(Exercise requirements) Check each line below for the word "this" and give the number of lines that have it, nothing more.

(Extracted data)

<<<<

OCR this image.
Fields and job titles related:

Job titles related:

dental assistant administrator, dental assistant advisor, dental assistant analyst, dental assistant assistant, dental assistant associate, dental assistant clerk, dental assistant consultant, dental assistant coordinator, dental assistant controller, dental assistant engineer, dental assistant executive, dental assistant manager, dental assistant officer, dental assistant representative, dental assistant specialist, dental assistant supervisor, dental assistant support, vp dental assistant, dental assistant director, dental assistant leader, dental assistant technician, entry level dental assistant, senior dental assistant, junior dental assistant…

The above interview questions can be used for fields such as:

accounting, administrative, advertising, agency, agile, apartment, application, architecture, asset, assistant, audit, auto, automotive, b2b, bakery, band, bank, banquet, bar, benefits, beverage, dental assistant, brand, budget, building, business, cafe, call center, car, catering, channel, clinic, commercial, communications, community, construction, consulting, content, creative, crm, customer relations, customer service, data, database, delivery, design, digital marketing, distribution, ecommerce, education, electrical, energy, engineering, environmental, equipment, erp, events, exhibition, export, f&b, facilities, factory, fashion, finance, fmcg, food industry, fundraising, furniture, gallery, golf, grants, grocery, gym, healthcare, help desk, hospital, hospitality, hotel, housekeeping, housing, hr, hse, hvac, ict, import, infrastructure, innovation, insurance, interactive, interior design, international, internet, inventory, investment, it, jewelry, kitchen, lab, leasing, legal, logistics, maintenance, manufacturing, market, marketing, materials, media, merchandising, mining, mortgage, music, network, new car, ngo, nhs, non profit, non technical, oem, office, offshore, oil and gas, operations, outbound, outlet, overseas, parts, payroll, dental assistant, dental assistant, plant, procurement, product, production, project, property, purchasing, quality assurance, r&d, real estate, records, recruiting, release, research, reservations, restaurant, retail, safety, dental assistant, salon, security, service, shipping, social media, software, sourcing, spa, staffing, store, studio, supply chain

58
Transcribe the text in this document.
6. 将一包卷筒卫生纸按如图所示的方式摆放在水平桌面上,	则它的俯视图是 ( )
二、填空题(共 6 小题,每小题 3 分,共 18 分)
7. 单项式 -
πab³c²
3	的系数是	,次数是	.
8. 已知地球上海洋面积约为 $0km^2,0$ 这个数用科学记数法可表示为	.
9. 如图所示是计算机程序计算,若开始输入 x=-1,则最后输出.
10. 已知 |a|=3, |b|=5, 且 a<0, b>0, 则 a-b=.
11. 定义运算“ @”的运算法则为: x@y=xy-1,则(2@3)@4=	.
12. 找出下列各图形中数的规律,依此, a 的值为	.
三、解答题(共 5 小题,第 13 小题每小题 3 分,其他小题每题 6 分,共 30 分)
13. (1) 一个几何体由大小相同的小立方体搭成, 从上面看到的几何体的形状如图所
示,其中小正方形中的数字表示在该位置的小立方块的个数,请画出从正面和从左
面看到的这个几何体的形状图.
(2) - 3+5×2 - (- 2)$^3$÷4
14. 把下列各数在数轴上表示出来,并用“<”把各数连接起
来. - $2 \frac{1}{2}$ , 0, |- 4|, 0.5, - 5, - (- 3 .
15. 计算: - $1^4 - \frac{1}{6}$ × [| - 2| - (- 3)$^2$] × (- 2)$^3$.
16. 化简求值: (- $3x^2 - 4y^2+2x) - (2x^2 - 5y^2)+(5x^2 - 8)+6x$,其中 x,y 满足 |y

>>>>

(Final result) 2